*Record extracts*:
■ ■ ■ ■ ■

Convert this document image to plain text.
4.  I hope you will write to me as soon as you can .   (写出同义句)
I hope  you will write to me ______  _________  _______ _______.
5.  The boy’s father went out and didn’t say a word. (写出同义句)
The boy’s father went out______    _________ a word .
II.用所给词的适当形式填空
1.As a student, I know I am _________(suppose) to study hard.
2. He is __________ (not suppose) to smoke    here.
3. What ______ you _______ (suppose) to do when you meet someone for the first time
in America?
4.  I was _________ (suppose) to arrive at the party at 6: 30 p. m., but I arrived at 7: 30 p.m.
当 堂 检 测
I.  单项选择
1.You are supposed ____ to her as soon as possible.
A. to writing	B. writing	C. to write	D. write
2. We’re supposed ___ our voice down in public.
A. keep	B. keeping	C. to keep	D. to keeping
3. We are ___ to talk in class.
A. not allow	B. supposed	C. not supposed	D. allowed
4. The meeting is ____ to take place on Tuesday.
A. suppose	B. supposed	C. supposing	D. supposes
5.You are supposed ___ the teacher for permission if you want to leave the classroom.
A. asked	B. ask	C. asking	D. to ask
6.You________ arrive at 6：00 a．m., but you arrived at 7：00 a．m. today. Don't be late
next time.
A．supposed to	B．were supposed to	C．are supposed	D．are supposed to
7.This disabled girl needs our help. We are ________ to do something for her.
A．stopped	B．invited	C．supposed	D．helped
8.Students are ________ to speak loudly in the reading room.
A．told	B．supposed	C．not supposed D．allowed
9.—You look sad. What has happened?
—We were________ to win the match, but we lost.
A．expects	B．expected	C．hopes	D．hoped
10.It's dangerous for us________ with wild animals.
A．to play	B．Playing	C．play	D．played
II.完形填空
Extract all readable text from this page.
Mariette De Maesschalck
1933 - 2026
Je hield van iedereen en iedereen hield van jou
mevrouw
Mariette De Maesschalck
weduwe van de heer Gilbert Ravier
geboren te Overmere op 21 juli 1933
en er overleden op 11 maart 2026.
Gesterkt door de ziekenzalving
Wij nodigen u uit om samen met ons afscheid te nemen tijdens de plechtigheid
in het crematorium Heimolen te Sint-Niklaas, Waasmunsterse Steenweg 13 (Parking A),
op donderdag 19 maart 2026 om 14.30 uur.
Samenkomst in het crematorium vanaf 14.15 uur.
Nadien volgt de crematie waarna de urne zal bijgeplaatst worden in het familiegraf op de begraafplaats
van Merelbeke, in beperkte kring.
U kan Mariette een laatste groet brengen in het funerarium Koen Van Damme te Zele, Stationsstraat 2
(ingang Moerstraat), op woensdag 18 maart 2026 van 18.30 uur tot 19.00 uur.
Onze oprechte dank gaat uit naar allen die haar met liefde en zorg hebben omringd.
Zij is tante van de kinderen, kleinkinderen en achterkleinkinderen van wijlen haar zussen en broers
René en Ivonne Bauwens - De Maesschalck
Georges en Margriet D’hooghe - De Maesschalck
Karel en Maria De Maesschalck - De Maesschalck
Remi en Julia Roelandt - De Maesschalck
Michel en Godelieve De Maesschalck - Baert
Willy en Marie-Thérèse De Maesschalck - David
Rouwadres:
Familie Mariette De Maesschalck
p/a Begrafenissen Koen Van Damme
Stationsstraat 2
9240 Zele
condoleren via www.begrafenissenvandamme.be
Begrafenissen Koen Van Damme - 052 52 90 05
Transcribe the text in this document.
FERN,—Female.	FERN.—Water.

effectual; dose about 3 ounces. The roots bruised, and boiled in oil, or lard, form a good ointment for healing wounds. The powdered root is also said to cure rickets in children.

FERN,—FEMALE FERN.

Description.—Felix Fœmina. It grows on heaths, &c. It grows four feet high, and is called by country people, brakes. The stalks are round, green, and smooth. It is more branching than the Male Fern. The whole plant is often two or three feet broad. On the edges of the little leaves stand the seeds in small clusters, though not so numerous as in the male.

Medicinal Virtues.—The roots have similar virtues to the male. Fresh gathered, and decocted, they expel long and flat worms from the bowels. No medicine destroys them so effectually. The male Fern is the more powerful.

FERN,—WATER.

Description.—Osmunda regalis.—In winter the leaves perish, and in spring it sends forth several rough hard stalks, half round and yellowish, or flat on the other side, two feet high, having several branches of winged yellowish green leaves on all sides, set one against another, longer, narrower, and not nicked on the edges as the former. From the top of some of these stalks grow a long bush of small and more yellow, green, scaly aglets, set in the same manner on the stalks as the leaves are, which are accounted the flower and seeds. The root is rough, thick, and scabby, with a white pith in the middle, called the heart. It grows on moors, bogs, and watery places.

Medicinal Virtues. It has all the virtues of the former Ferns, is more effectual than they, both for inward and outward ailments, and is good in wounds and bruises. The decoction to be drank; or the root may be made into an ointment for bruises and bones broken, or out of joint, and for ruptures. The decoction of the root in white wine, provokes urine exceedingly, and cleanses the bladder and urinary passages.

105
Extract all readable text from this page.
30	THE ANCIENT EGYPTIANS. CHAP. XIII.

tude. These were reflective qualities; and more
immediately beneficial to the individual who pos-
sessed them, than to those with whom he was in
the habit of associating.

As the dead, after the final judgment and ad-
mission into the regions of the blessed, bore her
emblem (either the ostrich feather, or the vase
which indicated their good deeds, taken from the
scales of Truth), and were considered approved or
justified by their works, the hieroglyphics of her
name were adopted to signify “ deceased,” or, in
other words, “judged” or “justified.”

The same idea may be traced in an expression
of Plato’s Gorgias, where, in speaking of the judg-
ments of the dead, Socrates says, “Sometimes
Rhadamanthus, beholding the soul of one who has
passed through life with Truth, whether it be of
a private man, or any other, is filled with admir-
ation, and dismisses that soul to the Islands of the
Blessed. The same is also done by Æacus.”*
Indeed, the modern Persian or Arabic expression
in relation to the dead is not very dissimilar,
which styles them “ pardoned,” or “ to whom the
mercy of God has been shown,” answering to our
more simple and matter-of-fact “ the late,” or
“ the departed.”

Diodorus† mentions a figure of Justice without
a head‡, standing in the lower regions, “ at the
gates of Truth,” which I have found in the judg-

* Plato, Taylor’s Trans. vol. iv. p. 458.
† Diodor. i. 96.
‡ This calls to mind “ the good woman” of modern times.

■ ■ ■ ■ ■

*Exercise directions*: Search the lines above for the string "ointment" and copy each line that has it.

*Task answer*:
effectual; dose about 3 ounces. The roots bruised, and boiled in oil, or lard, form a good ointment for healing wounds. The powdered root is also said to cure rickets in children.
Medicinal Virtues. It has all the virtues of the former Ferns, is more effectual than they, both for inward and outward ailments, and is good in wounds and bruises. The decoction to be drank; or the root may be made into an ointment for bruises and bones broken, or out of joint, and for ruptures. The decoction of the root in white wine, provokes urine exceedingly, and cleanses the bladder and urinary passages.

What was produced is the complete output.